Exercise brief:
For the listing underneath, give the count of lines containing the string "name" and nothing further.

Data records:
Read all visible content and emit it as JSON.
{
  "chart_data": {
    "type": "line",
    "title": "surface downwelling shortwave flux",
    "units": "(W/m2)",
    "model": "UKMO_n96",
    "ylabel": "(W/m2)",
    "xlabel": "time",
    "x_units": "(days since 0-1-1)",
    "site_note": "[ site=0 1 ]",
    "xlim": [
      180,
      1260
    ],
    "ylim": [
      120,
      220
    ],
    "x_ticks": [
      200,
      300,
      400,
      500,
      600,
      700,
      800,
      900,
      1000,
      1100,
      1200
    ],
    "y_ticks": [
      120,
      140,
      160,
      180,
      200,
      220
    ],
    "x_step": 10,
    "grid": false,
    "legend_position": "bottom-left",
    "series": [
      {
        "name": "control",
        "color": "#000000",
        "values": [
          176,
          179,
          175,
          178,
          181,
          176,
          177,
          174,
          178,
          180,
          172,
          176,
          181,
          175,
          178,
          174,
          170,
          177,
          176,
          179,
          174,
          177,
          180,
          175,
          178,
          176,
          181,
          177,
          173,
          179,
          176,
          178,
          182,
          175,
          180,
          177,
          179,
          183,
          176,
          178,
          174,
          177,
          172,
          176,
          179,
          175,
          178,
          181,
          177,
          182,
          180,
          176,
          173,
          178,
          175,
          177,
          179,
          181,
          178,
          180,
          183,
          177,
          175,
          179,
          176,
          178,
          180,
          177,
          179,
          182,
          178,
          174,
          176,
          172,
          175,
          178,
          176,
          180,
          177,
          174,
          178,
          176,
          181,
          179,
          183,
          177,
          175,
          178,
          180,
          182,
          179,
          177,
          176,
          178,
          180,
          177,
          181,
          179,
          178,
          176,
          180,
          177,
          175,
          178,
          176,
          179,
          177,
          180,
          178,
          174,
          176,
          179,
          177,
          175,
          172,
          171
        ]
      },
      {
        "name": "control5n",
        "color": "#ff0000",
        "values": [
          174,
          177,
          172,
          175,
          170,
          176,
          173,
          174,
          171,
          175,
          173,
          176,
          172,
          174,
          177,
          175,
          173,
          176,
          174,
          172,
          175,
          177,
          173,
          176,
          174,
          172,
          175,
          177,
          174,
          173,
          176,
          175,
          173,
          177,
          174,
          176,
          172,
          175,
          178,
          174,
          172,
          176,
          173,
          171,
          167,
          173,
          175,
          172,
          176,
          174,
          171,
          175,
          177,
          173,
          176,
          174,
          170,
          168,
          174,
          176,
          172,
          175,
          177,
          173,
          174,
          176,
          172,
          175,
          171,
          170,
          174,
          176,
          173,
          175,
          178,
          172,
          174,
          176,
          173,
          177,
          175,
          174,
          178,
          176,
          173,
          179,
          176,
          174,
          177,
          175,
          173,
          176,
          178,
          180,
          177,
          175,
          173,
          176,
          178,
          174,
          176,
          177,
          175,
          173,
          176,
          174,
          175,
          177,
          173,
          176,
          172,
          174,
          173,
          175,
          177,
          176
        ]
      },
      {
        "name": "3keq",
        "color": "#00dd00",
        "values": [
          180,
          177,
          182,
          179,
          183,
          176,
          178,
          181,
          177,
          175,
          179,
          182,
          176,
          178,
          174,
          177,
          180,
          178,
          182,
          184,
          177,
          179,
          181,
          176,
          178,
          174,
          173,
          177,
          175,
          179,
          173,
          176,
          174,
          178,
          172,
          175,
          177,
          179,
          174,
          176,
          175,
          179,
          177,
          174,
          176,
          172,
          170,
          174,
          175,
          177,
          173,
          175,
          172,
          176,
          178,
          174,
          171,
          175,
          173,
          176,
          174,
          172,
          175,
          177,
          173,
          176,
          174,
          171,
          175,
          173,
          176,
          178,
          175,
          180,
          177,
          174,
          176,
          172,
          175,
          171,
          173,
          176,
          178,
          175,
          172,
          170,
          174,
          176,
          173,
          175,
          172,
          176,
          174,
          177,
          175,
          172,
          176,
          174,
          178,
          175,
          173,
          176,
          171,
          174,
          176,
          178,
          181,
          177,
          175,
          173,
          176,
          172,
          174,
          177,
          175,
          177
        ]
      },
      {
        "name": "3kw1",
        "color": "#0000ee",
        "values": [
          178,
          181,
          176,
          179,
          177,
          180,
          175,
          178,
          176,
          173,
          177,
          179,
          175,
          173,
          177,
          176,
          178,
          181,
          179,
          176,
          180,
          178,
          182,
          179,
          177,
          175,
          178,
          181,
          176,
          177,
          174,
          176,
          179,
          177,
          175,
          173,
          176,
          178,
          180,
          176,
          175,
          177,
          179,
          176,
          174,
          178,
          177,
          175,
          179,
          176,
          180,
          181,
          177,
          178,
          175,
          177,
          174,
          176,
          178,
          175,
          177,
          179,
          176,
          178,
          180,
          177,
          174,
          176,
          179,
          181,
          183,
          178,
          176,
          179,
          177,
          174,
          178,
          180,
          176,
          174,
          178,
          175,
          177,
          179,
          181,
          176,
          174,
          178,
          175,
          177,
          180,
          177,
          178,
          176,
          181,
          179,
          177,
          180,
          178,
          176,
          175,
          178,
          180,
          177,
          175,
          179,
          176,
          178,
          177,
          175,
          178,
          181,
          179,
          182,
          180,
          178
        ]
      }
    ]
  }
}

Response to this exercise:
4